Given passage =
◇ ◇ ◇ ◇

As much as we love our shiny new iPhone X, when it comes to technology that really changes people’s lives, very little compares to tech that’s designed to help disabled people lead fuller, more active, more independent, or simply more dignified lives. Thanks to advances in robotics, materials engineering, artificial intelligence, and a broad range of other things, assistive tech has progressed in leaps and bounds over the past decade. Here are seven astonishing examples of what we’re talking about:
Making glasses smarter
Depending on your specific difficulty, glasses or contact lenses work by either diverging or converging light rays to affect the eye’s focusing abilities. That’s all well and good, but in the age of self-driving cars and smartphones, surely engineers can do a little bit better than that, right?
At the U.K.’s University of Oxford, a computer vision scientist and a neuroscientist have teamed up to build augmented reality glasses that promise to further enhance specific parts of a person’s vision. This could mean anything from increasing image contrast to highlighting specific features of an image, all using the power of AR.
The smart glasses aren’t available yet, but the project has already attracted the attention of Google — which chipped in with a handy $658,000 grant to help with research.
Give us a sign!
Sign language is a great tool for helping deaf people communicate, but while American Sign Language (ASL) is used by an estimated 100,000 to 500,000 Americans, that still leaves an enormous number of people who don’t understand it. Fortunately, that’s something technology can help with.
Called KinTrans, a Dallas-based startup has developed a device capable of translating sign language into voice and text, and voice or text back into sign language. To do this, it uses a 3D camera to track the movement of a signer’s hands and body when they sign out words. The results are supposedly 98 percent accurate. A beta version has already been rolled out.
Restoring hearing by reading your brain waves
Imagine a hearing aid that doesn’t simplify the noises around you, but actually tunes into your brain waves to work out what you want to listen to. You won’t need to imagine such a thing for much longer, however, because that’s exactly what researchers at Columbia University School of Engineering and Applied Science are working on.

◇ ◇ ◇ ◇

Exercise objective = From the assistive technology article, output the stretch from "Give us a sign!" through "can help with." word for word. The items after this text were drawn from a separate source.

Source records
◇ ◇ ◇ ◇

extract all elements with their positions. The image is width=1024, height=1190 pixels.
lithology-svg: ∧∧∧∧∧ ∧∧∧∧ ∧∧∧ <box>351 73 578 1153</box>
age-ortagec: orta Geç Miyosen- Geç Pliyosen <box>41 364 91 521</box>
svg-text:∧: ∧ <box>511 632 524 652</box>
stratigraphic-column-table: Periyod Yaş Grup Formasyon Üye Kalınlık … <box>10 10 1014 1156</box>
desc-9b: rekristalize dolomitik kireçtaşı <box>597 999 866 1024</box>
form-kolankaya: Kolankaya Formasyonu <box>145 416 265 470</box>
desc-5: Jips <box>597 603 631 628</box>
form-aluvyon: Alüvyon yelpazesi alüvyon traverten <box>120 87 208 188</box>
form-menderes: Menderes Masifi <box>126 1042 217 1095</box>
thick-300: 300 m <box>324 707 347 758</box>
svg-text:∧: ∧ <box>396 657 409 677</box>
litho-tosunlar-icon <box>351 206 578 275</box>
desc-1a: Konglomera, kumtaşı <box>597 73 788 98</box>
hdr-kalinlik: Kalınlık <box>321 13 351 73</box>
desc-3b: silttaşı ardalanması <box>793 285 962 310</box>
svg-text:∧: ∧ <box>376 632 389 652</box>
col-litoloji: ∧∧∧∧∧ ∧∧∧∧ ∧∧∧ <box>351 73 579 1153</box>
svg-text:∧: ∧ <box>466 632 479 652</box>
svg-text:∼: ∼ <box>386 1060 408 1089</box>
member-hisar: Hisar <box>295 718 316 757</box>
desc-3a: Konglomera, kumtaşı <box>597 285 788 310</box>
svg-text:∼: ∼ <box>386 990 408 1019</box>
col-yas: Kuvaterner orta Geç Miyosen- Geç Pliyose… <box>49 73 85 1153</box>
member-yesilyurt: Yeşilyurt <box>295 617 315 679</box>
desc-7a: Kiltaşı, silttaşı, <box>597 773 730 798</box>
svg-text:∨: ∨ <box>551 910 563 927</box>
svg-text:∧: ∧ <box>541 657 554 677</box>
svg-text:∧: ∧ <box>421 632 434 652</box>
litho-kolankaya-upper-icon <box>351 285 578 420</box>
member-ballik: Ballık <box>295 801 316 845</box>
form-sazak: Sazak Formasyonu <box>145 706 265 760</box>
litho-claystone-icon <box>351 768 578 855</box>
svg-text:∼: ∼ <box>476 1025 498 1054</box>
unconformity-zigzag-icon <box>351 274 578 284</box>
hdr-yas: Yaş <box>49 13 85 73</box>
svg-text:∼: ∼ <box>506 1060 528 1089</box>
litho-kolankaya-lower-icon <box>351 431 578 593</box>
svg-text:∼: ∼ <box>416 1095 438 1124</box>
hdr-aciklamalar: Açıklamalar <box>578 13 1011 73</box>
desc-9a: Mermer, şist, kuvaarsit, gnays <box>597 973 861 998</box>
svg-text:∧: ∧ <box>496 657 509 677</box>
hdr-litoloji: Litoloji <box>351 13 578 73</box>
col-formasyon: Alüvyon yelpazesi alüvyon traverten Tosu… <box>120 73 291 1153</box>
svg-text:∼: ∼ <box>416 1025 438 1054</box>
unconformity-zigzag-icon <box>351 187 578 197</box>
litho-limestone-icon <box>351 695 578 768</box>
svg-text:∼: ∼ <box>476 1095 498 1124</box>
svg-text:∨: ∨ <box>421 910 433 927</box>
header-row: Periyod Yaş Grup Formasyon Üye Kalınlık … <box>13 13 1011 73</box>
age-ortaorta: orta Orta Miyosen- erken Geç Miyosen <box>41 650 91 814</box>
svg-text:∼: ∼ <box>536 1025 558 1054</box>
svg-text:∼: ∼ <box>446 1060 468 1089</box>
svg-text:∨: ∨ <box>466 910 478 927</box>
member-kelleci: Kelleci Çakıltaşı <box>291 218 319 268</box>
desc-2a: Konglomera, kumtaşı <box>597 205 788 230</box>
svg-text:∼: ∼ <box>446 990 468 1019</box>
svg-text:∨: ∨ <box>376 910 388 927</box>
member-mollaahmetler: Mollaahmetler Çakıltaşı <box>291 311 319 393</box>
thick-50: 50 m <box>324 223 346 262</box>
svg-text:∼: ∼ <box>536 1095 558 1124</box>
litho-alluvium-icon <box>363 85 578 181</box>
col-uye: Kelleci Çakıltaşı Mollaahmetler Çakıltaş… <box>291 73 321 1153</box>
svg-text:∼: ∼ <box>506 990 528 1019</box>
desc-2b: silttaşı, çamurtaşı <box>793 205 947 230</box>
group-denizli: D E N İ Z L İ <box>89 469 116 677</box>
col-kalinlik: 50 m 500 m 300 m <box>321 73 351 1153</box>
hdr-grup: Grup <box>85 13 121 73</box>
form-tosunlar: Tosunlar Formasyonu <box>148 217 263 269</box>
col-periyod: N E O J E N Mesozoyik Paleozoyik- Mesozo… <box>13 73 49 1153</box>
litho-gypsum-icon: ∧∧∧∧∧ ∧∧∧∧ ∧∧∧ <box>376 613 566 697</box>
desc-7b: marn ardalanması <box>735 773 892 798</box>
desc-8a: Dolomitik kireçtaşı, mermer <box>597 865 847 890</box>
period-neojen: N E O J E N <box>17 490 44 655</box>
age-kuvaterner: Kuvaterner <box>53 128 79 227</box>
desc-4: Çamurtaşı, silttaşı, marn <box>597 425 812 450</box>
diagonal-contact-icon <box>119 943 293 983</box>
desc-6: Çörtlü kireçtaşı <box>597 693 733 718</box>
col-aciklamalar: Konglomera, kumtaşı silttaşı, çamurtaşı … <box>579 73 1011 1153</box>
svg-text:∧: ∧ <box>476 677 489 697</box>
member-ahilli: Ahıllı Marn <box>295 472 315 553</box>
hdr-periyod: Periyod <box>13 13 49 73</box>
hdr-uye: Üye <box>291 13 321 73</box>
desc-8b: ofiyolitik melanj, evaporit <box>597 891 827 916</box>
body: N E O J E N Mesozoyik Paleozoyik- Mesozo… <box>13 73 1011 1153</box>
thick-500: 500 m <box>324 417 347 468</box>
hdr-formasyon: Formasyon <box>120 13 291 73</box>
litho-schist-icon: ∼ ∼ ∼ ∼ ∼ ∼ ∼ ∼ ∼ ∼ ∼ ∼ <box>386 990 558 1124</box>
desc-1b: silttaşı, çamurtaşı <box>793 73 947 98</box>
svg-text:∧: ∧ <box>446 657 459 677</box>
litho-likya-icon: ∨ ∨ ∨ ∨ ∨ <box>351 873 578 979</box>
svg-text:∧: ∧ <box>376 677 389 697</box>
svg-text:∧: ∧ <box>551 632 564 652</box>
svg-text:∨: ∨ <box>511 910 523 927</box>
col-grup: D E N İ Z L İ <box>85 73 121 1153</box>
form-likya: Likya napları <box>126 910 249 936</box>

◇ ◇ ◇ ◇

Solution =
Give us a sign!
Sign language is a great tool for helping deaf people communicate, but while American Sign Language (ASL) is used by an estimated 100,000 to 500,000 Americans, that still leaves an enormous number of people who don’t understand it. Fortunately, that’s something technology can help with.